What is required: Return all of the entries word for word, but omit the pictures they contain.

Records for this exercise:
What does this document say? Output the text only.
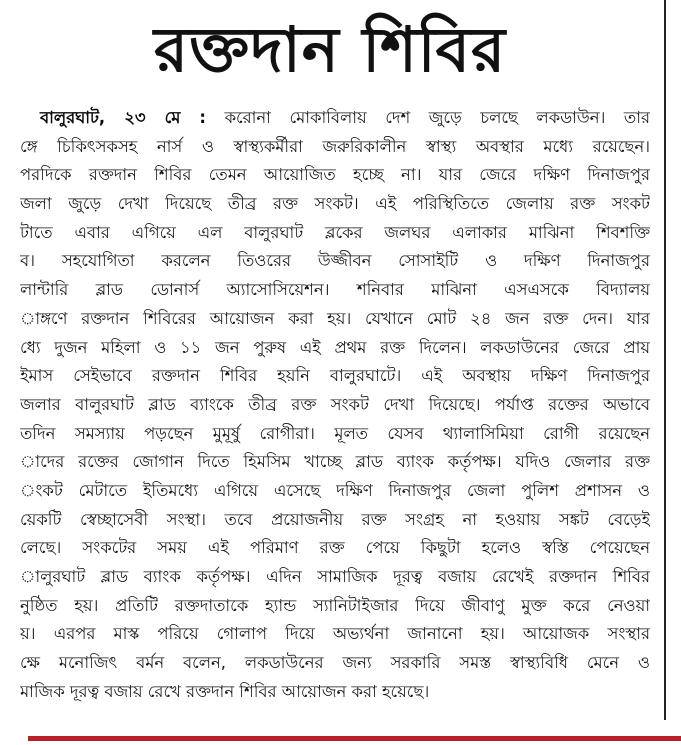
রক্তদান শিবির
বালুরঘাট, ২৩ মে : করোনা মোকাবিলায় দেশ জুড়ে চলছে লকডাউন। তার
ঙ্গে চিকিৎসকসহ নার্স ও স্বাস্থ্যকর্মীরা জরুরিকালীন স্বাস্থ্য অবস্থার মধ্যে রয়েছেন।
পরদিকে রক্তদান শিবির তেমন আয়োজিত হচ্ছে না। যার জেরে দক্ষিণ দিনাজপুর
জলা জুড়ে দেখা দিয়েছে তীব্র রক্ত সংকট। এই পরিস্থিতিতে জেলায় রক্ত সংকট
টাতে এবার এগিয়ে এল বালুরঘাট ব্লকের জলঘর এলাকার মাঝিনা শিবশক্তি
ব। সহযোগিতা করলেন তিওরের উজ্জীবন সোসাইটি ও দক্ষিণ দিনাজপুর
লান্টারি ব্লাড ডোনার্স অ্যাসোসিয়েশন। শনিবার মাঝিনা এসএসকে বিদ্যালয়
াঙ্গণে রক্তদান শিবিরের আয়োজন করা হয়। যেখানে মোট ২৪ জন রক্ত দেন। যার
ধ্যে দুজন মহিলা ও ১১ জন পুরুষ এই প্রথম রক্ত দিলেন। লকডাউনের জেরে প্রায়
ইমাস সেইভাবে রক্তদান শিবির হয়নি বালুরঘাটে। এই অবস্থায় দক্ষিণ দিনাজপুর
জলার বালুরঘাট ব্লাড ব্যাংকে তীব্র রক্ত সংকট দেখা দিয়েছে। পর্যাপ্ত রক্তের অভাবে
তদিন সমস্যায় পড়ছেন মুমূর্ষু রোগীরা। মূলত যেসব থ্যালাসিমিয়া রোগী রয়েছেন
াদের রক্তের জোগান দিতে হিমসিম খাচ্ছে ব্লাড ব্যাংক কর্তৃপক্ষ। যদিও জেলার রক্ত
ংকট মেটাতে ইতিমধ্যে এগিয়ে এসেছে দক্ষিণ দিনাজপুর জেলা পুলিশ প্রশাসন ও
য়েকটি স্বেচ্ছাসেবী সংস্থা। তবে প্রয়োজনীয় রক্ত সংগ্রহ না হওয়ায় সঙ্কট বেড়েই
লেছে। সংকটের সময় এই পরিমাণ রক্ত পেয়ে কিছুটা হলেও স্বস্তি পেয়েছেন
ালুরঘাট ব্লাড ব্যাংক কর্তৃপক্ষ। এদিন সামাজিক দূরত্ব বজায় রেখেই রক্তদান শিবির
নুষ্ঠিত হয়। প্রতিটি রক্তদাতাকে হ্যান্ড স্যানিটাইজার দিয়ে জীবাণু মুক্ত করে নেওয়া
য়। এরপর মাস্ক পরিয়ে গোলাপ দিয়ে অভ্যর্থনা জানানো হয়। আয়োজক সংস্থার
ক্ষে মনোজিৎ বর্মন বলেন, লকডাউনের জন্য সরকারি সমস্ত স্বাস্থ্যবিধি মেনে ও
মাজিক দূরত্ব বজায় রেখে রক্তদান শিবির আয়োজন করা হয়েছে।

Reply:
What does this document say? Output the text only.
রক্তদান শিবির
বালুরঘাট, ২৩ মে : করোনা মোকাবিলায় দেশ জুড়ে চলছে লকডাউন। তার
ঙ্গে চিকিৎসকসহ নার্স ও স্বাস্থ্যকর্মীরা জরুরিকালীন স্বাস্থ্য অবস্থার মধ্যে রয়েছেন।
পরদিকে রক্তদান শিবির তেমন আয়োজিত হচ্ছে না। যার জেরে দক্ষিণ দিনাজপুর
জলা জুড়ে দেখা দিয়েছে তীব্র রক্ত সংকট। এই পরিস্থিতিতে জেলায় রক্ত সংকট
টাতে এবার এগিয়ে এল বালুরঘাট ব্লকের জলঘর এলাকার মাঝিনা শিবশক্তি
ব। সহযোগিতা করলেন তিওরের উজ্জীবন সোসাইটি ও দক্ষিণ দিনাজপুর
লান্টারি ব্লাড ডোনার্স অ্যাসোসিয়েশন। শনিবার মাঝিনা এসএসকে বিদ্যালয়
াঙ্গণে রক্তদান শিবিরের আয়োজন করা হয়। যেখানে মোট ২৪ জন রক্ত দেন। যার
ধ্যে দুজন মহিলা ও ১১ জন পুরুষ এই প্রথম রক্ত দিলেন। লকডাউনের জেরে প্রায়
ইমাস সেইভাবে রক্তদান শিবির হয়নি বালুরঘাটে। এই অবস্থায় দক্ষিণ দিনাজপুর
জলার বালুরঘাট ব্লাড ব্যাংকে তীব্র রক্ত সংকট দেখা দিয়েছে। পর্যাপ্ত রক্তের অভাবে
তদিন সমস্যায় পড়ছেন মুমূর্ষু রোগীরা। মূলত যেসব থ্যালাসিমিয়া রোগী রয়েছেন
াদের রক্তের জোগান দিতে হিমসিম খাচ্ছে ব্লাড ব্যাংক কর্তৃপক্ষ। যদিও জেলার রক্ত
ংকট মেটাতে ইতিমধ্যে এগিয়ে এসেছে দক্ষিণ দিনাজপুর জেলা পুলিশ প্রশাসন ও
য়েকটি স্বেচ্ছাসেবী সংস্থা। তবে প্রয়োজনীয় রক্ত সংগ্রহ না হওয়ায় সঙ্কট বেড়েই
লেছে। সংকটের সময় এই পরিমাণ রক্ত পেয়ে কিছুটা হলেও স্বস্তি পেয়েছেন
ালুরঘাট ব্লাড ব্যাংক কর্তৃপক্ষ। এদিন সামাজিক দূরত্ব বজায় রেখেই রক্তদান শিবির
নুষ্ঠিত হয়। প্রতিটি রক্তদাতাকে হ্যান্ড স্যানিটাইজার দিয়ে জীবাণু মুক্ত করে নেওয়া
য়। এরপর মাস্ক পরিয়ে গোলাপ দিয়ে অভ্যর্থনা জানানো হয়। আয়োজক সংস্থার
ক্ষে মনোজিৎ বর্মন বলেন, লকডাউনের জন্য সরকারি সমস্ত স্বাস্থ্যবিধি মেনে ও
মাজিক দূরত্ব বজায় রেখে রক্তদান শিবির আয়োজন করা হয়েছে।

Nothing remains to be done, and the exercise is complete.